+++ SELECTED EXCERPT +++

1. 06 Apr, 2018 5 commits
    • Ming Lei's avatar
      genirq/affinity: Spread irq vectors among present CPUs as far as possible · d3056812
      Ming Lei authored
      Commit 84676c1f ("genirq/affinity: assign vectors to all possible CPUs")
      tried to spread the interrupts accross all possible CPUs to make sure that
      in case of phsyical hotplug (e.g. virtualization) the CPUs which get
      plugged in after the device was initialized are targeted by a hardware
      queue and the corresponding interrupt.
      
      This has a downside in cases where the ACPI tables claim that there are
      more possible CPUs than present CPUs and the number of interrupts to spread
      out is smaller than the number of possible CPUs. These bogus ACPI tables
      are unfortunately not uncommon.
      
      In such a case the vector spreading algorithm assigns interrupts to CPUs
      which can never be utilized and as a consequence these interrupts are
      unused instead of being mapped to present CPUs. As a result the performance
      of the device is suboptimal.

+++ EXCERPTED RECORDS +++

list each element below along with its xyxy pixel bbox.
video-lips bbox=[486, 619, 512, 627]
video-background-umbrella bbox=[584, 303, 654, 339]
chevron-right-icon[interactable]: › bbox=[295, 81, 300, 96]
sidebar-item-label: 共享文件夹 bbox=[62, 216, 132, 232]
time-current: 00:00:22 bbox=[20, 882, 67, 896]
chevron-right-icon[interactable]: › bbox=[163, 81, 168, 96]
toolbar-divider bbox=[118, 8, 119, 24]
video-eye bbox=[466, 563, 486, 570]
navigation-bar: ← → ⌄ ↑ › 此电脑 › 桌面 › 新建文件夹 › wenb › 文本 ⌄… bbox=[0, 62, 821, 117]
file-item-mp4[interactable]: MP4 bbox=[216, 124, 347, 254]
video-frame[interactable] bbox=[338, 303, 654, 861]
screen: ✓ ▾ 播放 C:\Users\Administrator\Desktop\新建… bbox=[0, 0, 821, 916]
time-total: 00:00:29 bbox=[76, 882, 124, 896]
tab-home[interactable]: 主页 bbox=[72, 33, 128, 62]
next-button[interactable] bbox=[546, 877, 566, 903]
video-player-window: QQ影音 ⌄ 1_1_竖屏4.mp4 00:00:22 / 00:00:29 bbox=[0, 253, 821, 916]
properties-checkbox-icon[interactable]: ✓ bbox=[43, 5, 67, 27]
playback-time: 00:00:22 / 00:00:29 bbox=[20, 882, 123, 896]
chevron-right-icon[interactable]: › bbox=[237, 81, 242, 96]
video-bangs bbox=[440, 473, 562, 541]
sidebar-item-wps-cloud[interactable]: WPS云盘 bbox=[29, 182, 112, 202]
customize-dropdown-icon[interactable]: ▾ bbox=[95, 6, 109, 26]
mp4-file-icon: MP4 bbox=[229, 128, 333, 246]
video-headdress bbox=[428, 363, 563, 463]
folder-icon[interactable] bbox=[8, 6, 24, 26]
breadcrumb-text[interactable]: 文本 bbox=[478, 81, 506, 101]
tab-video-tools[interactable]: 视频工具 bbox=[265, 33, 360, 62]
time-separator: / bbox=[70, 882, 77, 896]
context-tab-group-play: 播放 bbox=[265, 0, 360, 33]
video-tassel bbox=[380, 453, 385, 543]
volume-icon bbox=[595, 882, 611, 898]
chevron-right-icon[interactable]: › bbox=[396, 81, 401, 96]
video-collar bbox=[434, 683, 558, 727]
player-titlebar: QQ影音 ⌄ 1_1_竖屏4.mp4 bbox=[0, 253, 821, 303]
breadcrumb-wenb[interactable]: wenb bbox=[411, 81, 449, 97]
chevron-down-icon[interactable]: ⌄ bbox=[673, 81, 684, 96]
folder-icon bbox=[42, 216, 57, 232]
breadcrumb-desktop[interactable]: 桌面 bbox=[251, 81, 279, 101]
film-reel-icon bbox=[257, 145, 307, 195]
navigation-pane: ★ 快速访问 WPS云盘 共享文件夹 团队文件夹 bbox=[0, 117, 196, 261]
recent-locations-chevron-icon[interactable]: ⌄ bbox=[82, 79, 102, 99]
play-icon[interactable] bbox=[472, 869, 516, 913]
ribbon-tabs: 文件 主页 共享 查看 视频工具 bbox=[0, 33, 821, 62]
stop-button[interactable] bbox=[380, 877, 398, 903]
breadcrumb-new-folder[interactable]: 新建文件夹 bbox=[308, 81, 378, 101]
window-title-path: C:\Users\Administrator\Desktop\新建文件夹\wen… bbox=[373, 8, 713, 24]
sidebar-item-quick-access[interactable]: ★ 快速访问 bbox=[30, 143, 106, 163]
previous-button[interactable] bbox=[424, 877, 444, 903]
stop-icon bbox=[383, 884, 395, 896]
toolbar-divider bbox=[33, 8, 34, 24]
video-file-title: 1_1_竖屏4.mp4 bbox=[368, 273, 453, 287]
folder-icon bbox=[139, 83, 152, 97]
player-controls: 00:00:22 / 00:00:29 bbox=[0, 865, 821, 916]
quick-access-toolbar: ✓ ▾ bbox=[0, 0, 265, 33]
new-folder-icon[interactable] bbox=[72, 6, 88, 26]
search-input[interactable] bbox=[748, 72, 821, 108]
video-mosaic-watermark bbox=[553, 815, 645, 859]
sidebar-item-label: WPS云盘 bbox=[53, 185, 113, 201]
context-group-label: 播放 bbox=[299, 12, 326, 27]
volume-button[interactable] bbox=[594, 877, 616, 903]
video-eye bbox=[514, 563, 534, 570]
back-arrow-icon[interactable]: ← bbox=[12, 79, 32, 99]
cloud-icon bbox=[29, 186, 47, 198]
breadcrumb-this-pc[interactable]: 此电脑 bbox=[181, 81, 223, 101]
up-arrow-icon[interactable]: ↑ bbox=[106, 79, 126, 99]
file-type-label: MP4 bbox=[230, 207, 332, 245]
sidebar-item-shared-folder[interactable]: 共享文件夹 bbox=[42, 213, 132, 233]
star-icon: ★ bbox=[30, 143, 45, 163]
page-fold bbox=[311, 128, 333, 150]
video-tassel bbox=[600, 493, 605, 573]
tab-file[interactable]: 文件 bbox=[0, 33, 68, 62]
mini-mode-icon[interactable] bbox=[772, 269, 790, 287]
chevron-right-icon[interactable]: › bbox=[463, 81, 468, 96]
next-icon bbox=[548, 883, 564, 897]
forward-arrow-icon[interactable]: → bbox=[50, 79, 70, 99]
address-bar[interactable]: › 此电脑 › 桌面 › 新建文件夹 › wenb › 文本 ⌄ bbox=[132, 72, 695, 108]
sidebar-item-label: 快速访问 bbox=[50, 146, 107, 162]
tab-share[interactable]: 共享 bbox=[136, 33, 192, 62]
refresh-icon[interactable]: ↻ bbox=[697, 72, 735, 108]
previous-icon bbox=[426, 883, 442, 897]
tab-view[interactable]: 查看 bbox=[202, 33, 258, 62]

+++

YOUR TASKS:
1 – Shorten the paragraph of the genirq/affinity commit message that begins "This has a downside in cases where the ACPI tables claim" into one or two sentences, keeping its main facts.
2 – Give a continuation of the genirq/affinity commit message that starts after its last sentence.

ANSWERS FOR THIS EXERCISE:
1 – A downside appears when ACPI tables list more possible CPUs than present CPUs and there are fewer interrupts to spread than possible CPUs. Such bogus ACPI tables are, unfortunately, not uncommon.

2 –
      To fix this spread the interrupt vectors in two stages:
      
       1) Spread as many interrupts as possible among the present CPUs
      
       2) Spread the remaining vectors among non present CPUs
      
      On a 8 core system, where CPU 0-3 are present and CPU 4-7 are not present,
      for a device with 4 queues the resulting interrupt affinity is:
      
        1) Before 84676c1f ("genirq/affinity: assign vectors to all possible CPUs")
      	irq 39, cpu list 0
      	irq 40, cpu list 1
      	irq 41, cpu list 2
      	irq 42, cpu list 3
      
        2) With 84676c1f ("genirq/affinity: assign vectors to all possible CPUs")
      	irq 39, cpu list 0-2
      	irq 40, cpu list 3-4,6
      	irq 41, cpu list 5
      	irq 42, cpu list 7
      
        3) With the refined vector spread applied:
      	irq 39, cpu list 0,4
      	irq 40, cpu list 1,6
      	irq 41, cpu list 2,5
      	irq 42, cpu list 3,7
      
      On a 8 core system, where all CPUs are present the resulting interrupt
      affinity for the 4 queues is:
      
      	irq 39, cpu list 0,1
      	irq 40, cpu list 2,3
      	irq 41, cpu list 4,5
      	irq 42, cpu list 6,7
      
      This is independent of the number of CPUs which are online at the point of
      initialization because in such a system the offline CPUs can be easily
      onlined afterwards, while in non-present CPUs need to be plugged physically
      or virtually which requires external interaction.
      
      The downside of this approach is that in case of physical hotplug the
      interrupt vector spreading might be suboptimal when CPUs 4-7 are physically
      plugged. Suboptimal from a NUMA point of view and due to the single target
      nature of interrupt affinities the later plugged CPUs might not be targeted
      by interrupts at all.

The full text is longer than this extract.